### What is asked
Give only the number of lines where "audit" occurs.

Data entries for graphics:
★ ★ ★ ★ ★ ★ ★
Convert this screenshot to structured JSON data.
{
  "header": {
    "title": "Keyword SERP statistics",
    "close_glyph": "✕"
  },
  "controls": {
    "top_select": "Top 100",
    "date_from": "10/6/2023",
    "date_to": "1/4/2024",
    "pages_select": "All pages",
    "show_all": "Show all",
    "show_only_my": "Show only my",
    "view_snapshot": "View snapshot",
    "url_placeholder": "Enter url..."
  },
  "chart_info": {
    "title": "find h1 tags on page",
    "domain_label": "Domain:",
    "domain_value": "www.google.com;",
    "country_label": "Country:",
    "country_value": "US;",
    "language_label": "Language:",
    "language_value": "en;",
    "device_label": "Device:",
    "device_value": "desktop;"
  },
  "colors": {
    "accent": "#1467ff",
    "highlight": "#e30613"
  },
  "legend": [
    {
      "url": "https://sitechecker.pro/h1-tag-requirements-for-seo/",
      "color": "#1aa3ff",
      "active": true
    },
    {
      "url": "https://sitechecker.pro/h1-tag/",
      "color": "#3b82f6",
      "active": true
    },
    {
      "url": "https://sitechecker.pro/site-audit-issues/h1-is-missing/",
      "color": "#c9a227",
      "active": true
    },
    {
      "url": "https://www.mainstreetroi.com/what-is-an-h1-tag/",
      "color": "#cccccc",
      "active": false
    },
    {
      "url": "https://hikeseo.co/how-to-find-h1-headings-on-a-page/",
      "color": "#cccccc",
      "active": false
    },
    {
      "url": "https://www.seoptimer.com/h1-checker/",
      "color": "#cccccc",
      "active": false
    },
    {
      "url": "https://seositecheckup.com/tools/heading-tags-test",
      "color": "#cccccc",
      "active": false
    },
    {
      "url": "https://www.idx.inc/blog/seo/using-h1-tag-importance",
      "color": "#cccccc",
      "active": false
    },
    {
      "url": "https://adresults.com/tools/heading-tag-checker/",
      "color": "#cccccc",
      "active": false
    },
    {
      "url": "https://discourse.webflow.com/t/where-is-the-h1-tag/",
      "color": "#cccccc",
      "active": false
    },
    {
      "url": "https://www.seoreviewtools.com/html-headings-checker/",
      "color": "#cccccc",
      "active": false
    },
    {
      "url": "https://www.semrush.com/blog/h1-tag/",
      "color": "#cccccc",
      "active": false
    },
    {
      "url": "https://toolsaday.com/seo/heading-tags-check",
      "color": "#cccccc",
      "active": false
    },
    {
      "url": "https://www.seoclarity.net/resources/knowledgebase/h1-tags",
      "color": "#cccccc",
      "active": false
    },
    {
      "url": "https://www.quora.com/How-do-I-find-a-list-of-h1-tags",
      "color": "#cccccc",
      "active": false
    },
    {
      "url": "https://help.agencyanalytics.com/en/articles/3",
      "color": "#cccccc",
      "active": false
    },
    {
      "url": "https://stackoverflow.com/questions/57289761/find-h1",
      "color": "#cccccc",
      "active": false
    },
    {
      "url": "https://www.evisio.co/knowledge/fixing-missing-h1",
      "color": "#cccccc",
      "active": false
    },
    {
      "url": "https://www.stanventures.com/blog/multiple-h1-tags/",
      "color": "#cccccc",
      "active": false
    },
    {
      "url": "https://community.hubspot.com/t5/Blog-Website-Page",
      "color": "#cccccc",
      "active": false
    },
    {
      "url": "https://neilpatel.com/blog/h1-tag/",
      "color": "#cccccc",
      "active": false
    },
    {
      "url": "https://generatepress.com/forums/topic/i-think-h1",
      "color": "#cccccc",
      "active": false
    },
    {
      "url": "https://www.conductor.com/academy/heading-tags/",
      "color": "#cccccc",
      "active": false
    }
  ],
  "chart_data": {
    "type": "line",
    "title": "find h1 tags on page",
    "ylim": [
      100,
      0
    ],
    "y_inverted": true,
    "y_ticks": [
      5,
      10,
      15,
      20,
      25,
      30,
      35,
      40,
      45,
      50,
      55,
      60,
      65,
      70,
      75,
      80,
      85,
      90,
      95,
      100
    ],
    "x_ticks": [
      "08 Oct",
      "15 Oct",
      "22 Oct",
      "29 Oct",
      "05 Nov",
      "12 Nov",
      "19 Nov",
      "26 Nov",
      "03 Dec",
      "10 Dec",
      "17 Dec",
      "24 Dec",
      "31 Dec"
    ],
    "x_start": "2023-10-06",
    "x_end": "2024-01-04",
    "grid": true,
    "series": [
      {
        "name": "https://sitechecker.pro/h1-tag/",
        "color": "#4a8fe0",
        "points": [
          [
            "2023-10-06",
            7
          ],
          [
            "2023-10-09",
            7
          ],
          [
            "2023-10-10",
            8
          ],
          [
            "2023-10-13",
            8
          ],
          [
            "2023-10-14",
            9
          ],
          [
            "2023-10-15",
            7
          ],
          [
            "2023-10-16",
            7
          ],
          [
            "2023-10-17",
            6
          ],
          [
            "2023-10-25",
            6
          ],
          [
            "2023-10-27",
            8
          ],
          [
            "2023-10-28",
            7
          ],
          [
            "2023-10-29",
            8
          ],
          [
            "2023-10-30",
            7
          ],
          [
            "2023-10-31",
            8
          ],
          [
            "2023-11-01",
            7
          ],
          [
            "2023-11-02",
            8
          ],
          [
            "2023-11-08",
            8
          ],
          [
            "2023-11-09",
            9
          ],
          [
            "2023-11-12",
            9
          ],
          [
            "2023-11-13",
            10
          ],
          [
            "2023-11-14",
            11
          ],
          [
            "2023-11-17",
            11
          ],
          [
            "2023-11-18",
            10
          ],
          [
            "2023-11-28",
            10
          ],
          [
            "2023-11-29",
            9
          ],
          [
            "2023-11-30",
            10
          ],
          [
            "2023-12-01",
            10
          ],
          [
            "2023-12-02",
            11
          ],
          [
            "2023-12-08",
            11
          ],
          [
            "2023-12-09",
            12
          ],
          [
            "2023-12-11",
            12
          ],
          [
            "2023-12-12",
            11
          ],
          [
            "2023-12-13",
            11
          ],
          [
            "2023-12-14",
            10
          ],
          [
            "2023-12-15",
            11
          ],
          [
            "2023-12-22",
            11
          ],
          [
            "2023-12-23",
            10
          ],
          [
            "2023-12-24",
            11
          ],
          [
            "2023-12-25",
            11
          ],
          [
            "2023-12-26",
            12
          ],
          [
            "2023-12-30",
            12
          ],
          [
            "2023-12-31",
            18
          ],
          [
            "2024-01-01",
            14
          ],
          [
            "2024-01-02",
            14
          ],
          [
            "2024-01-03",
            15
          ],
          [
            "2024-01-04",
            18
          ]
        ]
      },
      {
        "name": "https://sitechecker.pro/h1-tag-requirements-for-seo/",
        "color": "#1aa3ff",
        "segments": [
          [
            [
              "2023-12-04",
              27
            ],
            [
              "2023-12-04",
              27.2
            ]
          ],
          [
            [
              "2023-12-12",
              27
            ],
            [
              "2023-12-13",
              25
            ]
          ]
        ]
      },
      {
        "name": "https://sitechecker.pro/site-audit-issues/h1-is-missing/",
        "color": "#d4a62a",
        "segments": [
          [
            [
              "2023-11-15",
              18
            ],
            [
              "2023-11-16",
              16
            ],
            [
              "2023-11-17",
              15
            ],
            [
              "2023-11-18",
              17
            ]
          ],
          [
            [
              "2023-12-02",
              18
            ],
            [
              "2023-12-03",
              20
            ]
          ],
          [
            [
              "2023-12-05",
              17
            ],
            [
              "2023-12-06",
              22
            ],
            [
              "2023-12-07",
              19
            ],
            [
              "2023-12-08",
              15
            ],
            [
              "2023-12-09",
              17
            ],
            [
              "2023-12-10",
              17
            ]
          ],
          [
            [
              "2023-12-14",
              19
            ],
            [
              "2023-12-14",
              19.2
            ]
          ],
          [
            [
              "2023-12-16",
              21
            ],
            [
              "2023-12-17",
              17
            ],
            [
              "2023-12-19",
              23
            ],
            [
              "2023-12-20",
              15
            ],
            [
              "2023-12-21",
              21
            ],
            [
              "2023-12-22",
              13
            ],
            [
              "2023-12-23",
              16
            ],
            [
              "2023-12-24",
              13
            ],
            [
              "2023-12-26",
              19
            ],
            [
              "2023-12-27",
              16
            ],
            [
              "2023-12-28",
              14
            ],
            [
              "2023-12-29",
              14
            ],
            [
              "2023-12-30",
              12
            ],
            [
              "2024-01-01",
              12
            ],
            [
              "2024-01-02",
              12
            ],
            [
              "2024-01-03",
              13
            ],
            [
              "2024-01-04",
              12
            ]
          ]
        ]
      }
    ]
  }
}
★ ★ ★ ★ ★ ★ ★
### Expected output
2